> _Raw records_
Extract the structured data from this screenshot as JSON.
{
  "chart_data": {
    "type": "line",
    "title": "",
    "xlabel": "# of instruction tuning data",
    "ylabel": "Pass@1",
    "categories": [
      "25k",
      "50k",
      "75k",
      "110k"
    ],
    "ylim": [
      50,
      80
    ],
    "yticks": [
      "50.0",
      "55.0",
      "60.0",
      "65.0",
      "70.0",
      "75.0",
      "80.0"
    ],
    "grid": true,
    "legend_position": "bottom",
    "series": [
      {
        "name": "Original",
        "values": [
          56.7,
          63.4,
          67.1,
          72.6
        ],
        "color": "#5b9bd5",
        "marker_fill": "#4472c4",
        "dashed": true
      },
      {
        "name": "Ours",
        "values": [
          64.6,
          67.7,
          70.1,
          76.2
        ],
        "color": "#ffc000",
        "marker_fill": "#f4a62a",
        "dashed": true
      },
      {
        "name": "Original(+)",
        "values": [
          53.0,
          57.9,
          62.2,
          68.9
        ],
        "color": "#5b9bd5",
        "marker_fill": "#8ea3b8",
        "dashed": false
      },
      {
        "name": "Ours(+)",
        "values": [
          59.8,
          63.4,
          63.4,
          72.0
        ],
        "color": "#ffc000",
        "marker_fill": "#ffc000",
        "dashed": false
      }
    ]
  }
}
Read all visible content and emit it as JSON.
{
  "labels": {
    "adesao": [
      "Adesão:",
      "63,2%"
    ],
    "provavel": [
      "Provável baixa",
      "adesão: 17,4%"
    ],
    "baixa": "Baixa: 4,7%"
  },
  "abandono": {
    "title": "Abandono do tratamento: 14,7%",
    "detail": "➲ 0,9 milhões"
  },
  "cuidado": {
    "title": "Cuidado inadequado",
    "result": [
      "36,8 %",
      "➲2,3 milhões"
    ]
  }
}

---

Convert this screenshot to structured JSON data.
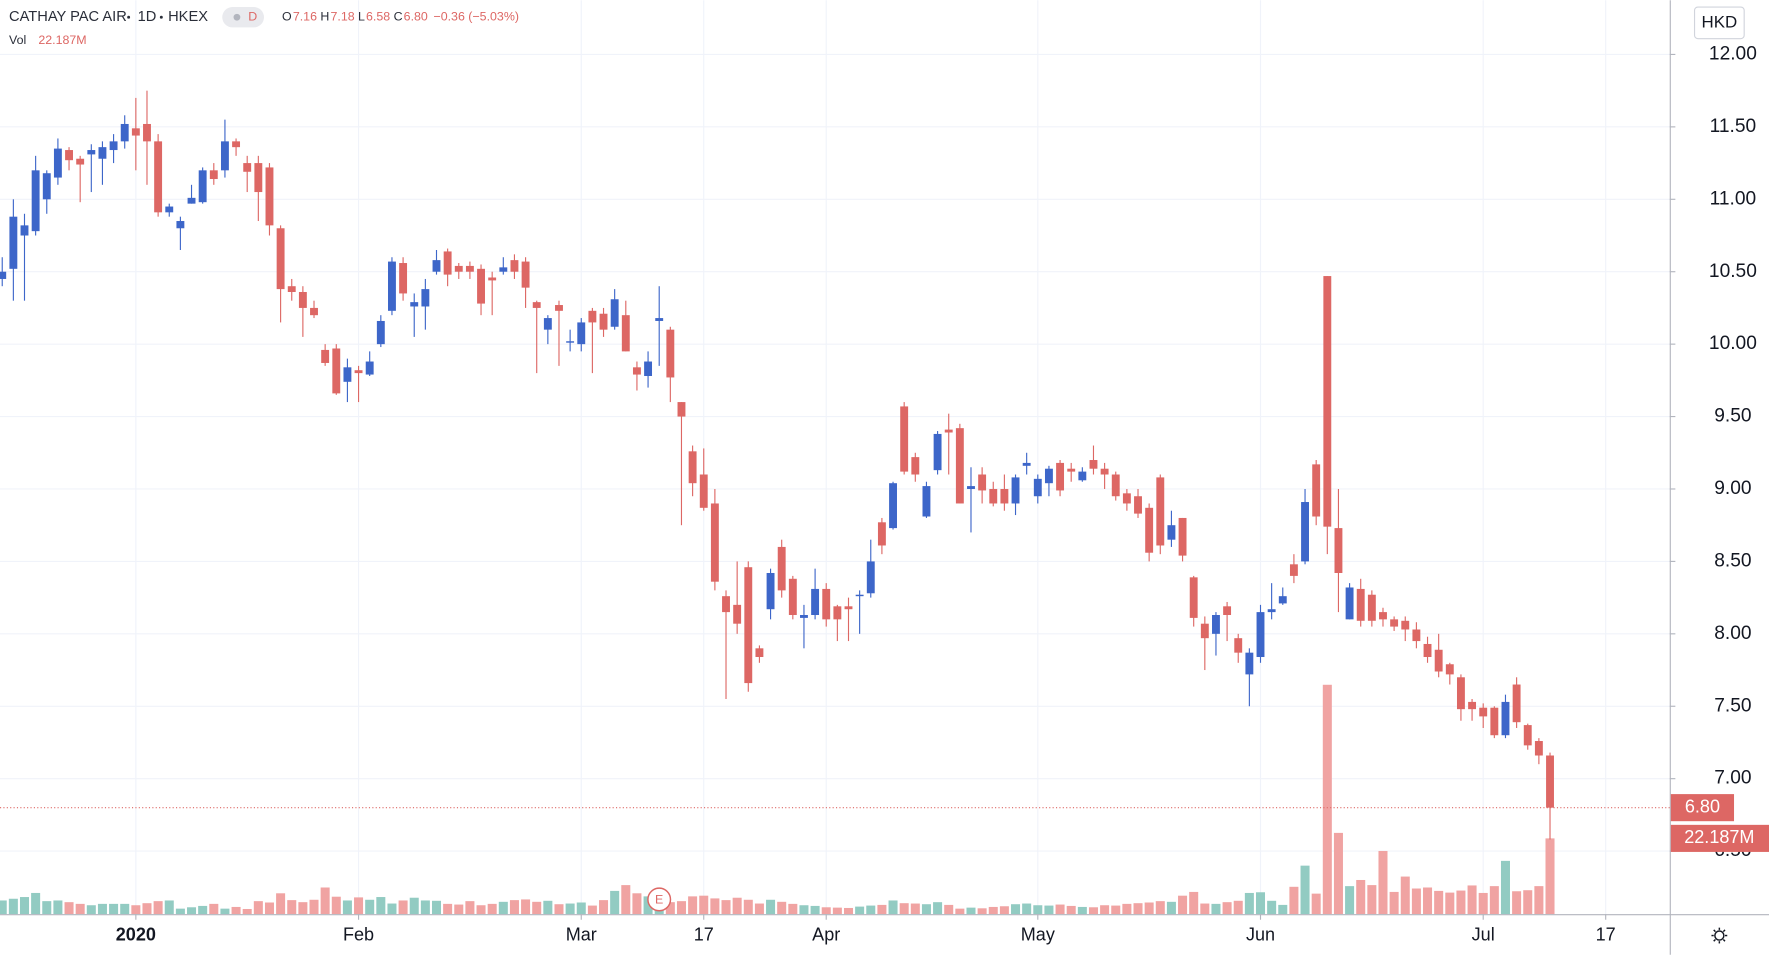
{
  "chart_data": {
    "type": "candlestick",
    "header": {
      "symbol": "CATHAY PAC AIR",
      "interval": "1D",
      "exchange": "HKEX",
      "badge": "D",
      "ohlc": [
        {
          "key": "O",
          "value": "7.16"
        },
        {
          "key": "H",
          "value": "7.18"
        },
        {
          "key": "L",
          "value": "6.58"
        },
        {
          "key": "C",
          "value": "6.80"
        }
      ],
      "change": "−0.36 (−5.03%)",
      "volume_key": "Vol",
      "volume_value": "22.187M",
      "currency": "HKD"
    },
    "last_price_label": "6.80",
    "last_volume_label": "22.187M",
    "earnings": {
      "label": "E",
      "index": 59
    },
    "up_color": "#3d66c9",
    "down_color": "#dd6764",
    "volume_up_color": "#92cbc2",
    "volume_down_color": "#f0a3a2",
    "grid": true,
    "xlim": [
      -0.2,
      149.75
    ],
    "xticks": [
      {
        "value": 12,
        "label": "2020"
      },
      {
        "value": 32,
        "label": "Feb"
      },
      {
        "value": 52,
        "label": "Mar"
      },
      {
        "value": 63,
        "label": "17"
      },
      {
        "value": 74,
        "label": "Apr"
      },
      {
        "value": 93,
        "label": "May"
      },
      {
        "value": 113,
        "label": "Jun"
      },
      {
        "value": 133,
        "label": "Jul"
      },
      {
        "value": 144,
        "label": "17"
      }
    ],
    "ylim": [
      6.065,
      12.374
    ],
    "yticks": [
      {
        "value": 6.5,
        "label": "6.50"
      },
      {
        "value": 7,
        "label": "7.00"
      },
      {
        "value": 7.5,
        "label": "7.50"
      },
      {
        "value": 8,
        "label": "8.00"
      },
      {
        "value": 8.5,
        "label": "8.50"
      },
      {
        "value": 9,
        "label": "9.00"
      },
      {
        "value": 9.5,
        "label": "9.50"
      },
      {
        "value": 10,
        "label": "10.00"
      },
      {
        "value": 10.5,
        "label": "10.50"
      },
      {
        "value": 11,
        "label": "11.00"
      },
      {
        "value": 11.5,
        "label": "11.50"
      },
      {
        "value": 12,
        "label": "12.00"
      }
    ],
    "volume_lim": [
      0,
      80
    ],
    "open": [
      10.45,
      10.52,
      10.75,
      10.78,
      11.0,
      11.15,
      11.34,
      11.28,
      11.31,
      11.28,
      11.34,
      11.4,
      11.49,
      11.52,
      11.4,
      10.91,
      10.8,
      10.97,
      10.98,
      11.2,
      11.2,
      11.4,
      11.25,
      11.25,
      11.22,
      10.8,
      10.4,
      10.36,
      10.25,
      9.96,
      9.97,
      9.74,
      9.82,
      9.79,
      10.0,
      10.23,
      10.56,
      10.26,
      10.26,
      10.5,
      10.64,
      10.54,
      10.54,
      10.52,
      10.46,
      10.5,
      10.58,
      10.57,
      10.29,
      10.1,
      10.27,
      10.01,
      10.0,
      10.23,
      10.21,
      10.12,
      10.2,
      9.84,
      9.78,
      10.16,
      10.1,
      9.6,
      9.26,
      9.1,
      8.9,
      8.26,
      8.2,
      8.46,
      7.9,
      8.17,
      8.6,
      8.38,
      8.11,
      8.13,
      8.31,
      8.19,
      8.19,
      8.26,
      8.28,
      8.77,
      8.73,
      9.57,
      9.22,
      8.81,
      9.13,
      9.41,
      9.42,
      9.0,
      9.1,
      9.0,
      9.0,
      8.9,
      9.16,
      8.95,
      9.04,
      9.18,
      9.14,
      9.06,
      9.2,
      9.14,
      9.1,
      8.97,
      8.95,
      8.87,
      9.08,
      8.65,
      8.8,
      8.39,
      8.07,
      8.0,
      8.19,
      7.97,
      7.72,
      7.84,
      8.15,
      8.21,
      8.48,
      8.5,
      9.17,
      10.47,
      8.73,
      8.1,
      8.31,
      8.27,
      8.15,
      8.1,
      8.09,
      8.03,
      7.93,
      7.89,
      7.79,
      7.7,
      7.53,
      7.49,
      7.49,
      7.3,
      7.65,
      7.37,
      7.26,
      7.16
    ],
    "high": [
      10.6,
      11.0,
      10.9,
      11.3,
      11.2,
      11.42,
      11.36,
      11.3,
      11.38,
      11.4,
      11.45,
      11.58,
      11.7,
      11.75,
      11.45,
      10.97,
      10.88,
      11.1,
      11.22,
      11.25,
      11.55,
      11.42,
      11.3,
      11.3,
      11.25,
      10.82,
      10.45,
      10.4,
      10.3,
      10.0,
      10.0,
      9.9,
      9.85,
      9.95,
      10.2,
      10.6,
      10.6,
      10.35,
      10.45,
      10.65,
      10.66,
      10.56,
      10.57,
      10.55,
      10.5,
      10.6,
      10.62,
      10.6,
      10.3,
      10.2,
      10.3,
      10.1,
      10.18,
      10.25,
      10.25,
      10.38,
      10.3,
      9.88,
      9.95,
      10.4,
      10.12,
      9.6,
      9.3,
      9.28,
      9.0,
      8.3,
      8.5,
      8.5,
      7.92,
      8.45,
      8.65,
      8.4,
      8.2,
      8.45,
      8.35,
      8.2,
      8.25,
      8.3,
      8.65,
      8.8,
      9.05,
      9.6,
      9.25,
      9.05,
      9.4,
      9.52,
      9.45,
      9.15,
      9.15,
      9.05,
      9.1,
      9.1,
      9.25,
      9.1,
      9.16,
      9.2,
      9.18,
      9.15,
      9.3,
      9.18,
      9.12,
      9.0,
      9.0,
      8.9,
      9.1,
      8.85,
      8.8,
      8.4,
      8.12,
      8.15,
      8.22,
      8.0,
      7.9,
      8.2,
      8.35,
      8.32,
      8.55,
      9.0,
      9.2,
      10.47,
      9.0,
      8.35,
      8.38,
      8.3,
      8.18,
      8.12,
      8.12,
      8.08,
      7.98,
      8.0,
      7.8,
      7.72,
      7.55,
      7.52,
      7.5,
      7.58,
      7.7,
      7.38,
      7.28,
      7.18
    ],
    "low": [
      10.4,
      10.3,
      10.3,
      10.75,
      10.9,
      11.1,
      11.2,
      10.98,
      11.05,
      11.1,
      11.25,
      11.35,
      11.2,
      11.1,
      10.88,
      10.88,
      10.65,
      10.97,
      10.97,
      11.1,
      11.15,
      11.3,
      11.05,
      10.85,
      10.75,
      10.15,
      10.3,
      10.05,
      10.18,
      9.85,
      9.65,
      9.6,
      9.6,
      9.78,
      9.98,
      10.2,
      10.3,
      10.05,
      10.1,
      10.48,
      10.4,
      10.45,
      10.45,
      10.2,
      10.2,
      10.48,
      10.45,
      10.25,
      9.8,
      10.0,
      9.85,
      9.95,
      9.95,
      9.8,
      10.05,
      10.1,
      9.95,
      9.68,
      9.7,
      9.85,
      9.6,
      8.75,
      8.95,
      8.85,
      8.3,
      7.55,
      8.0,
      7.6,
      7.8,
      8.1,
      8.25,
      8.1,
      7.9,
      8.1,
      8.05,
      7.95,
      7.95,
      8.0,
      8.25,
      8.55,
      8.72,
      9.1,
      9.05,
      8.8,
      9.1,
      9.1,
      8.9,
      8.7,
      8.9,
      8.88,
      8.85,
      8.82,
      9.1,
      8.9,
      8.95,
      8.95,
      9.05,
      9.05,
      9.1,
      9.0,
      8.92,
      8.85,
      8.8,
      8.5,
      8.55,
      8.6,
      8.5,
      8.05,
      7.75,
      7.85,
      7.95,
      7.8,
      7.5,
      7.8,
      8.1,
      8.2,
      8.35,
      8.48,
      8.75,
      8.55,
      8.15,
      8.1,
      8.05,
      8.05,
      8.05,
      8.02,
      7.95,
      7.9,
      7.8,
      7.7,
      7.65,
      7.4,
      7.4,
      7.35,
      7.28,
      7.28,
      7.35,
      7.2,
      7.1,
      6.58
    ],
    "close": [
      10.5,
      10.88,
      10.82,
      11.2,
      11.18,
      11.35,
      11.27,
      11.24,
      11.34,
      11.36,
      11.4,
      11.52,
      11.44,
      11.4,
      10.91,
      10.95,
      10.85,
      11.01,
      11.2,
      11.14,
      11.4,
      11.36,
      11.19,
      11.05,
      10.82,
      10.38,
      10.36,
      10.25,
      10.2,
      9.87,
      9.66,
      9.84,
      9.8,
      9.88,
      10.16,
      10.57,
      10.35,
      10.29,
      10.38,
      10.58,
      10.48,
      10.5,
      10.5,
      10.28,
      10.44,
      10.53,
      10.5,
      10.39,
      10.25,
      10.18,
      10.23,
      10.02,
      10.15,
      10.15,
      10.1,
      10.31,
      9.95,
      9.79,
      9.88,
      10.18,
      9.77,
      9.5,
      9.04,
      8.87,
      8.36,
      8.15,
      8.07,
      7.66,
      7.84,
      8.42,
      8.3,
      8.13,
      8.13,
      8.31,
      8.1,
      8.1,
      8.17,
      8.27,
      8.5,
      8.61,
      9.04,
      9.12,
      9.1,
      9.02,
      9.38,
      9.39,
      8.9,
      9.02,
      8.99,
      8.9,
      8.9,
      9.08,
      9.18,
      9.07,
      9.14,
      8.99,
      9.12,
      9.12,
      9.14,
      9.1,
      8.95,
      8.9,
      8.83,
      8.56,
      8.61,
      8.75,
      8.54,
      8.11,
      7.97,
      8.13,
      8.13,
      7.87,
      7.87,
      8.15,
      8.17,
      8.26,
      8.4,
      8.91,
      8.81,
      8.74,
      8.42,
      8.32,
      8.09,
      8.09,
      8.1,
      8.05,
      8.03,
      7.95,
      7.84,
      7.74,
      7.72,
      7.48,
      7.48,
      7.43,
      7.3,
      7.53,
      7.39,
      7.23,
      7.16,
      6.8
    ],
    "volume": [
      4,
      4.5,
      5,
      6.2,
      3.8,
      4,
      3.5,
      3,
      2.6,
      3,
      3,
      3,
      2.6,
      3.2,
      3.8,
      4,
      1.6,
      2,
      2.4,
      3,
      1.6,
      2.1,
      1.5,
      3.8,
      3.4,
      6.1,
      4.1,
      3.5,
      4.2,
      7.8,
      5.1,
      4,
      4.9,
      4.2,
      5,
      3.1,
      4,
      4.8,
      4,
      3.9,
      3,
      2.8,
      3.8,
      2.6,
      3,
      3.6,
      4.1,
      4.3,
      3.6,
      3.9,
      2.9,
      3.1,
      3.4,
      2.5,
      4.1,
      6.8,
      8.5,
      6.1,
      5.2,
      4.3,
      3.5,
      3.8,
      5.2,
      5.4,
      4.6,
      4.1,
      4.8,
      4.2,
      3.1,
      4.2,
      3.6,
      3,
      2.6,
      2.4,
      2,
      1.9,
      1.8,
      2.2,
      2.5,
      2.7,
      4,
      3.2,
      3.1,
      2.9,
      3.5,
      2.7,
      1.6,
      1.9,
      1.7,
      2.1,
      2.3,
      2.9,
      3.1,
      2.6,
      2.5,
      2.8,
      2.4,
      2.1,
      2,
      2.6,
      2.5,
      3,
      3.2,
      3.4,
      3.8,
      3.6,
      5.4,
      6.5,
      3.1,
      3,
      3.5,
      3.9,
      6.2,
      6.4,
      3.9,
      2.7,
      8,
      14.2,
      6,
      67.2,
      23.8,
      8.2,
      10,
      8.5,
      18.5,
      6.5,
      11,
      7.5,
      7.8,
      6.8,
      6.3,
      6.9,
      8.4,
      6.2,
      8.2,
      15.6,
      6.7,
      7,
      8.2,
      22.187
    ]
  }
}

...

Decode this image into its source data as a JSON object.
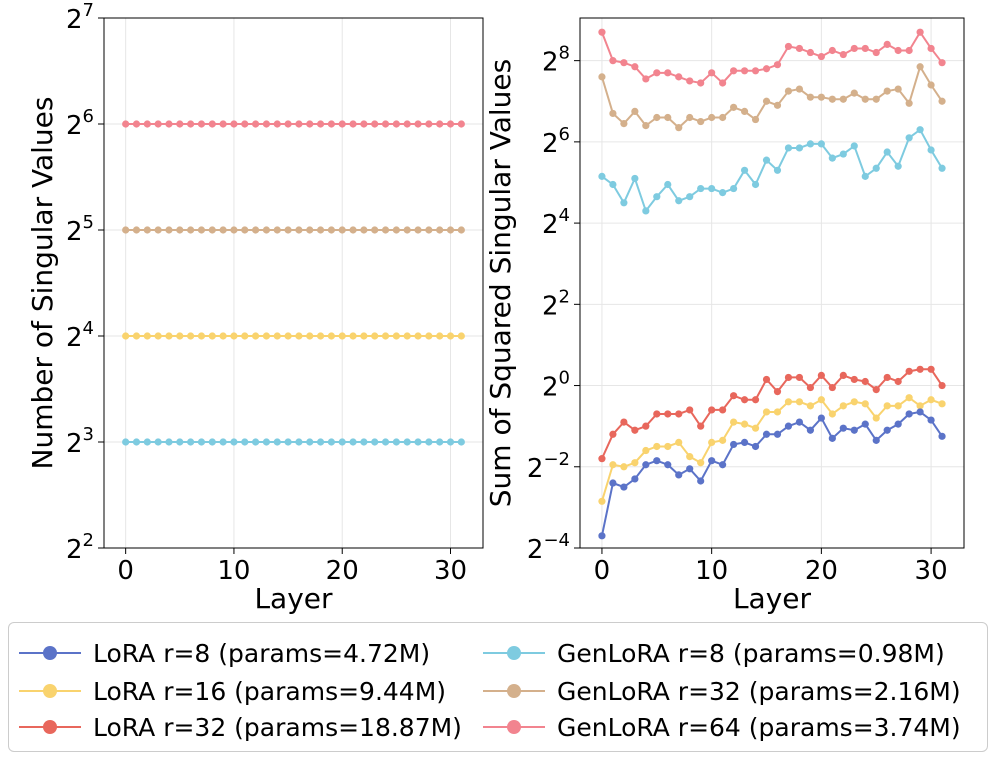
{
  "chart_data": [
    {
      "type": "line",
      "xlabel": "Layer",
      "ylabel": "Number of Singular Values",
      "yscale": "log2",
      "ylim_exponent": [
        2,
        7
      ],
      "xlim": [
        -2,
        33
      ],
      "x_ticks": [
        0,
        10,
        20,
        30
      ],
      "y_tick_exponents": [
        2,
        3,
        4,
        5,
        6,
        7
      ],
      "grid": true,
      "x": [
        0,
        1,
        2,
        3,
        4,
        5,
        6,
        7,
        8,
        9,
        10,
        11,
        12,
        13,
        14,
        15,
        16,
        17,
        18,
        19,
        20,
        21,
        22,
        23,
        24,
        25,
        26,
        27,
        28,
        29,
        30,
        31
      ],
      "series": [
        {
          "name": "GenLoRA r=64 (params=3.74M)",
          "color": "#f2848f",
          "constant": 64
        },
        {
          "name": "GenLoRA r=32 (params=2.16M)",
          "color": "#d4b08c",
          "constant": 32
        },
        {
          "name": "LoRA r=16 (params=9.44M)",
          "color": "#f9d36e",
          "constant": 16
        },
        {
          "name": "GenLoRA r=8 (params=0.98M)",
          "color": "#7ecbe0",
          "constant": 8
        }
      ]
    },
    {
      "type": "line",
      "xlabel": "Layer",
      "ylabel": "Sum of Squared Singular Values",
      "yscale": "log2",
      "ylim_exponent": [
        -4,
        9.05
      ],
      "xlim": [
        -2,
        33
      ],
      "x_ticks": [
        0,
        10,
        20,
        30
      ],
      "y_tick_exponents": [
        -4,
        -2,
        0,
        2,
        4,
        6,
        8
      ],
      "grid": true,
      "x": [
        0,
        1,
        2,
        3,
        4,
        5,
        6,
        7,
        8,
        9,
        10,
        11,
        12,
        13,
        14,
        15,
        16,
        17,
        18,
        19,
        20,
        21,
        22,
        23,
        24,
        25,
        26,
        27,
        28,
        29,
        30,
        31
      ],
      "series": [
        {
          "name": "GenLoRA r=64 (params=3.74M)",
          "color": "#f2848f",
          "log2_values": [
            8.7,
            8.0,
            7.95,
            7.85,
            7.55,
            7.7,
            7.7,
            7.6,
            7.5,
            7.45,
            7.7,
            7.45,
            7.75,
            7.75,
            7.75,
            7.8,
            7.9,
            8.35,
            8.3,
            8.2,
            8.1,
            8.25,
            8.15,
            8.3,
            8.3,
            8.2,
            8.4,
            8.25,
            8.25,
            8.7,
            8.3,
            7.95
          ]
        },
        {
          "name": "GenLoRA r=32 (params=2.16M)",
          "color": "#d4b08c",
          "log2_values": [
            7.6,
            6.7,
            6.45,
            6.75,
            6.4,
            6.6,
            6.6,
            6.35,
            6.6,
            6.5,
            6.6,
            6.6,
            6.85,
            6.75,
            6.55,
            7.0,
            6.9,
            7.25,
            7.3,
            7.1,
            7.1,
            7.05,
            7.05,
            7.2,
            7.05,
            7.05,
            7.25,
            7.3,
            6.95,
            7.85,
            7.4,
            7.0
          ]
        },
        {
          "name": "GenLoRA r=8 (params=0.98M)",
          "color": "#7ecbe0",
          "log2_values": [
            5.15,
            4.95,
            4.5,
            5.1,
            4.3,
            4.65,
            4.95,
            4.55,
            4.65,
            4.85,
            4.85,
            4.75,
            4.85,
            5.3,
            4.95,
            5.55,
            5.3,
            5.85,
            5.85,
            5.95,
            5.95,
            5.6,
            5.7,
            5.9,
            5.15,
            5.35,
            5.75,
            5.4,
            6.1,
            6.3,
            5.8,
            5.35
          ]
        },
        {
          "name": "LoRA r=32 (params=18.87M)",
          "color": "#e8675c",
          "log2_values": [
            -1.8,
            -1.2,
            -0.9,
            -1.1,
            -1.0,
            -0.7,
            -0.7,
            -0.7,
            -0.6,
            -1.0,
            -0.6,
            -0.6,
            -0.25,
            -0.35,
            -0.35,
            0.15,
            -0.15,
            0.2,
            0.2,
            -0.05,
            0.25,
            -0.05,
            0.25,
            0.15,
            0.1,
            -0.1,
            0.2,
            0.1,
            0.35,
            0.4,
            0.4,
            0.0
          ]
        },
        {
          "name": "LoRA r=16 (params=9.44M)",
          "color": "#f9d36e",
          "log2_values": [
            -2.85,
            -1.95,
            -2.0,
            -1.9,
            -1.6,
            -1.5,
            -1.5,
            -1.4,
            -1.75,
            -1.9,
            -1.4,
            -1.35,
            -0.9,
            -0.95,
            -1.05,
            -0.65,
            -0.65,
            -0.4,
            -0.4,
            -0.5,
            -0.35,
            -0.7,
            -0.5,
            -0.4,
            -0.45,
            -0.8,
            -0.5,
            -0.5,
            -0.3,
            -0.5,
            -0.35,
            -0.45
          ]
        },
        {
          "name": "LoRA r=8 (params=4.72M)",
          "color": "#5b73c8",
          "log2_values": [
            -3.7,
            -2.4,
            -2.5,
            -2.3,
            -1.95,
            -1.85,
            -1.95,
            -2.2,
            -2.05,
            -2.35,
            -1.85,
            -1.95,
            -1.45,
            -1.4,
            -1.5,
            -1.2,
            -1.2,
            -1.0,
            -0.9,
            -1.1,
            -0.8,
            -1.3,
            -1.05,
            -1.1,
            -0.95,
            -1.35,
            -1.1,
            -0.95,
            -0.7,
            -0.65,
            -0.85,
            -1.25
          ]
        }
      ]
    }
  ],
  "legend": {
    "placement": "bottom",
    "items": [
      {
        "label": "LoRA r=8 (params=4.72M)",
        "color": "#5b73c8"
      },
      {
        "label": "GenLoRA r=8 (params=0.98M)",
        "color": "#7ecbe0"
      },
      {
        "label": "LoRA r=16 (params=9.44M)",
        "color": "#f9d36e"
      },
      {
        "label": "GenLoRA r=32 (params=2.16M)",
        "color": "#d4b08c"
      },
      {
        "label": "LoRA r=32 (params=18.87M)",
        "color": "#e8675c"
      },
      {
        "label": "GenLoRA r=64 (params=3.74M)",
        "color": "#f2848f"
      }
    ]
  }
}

> _Exercise instructions_
Identify the lines in the entries that hold "screenshot" and return each one.

> _Answer to the problem_
Extract the structured data from this screenshot as JSON.
Convert this screenshot to structured JSON data.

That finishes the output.